■ WORK INSTRUCTIONS
How many lines in the records below hold the string "allo"? Please answer with the number and nothing more.

___

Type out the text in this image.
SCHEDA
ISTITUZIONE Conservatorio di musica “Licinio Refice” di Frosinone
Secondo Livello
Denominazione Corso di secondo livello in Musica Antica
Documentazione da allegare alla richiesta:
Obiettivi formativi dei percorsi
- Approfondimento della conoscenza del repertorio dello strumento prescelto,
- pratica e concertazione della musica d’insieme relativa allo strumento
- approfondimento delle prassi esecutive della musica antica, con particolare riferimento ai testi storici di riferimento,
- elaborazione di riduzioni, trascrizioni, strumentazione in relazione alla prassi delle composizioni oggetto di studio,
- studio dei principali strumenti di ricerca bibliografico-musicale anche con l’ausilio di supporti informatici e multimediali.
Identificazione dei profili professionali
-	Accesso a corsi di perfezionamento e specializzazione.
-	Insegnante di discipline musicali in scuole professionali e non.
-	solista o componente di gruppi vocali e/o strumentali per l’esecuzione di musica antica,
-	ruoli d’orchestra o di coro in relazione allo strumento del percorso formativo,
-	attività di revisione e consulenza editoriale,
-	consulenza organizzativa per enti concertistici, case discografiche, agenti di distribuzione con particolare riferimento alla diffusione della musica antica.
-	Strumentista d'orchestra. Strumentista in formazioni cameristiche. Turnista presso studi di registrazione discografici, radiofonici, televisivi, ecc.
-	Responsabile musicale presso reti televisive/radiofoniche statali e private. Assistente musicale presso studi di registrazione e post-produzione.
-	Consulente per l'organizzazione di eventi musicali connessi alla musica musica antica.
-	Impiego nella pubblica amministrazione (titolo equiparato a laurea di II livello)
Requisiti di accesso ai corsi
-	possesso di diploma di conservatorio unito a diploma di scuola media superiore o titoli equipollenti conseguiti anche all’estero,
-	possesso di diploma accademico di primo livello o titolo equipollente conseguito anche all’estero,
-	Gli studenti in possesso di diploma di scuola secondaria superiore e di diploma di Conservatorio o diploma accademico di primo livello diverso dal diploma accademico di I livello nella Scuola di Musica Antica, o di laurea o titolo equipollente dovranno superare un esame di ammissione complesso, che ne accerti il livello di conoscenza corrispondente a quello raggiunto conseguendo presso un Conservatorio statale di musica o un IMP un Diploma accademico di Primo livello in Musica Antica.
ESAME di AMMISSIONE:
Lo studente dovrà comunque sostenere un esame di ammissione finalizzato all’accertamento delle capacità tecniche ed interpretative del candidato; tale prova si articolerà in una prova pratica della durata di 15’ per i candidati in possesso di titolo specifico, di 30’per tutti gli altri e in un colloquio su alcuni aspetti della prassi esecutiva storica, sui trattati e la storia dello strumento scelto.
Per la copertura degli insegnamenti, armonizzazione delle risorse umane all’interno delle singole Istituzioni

___

■ TASK ANSWER
2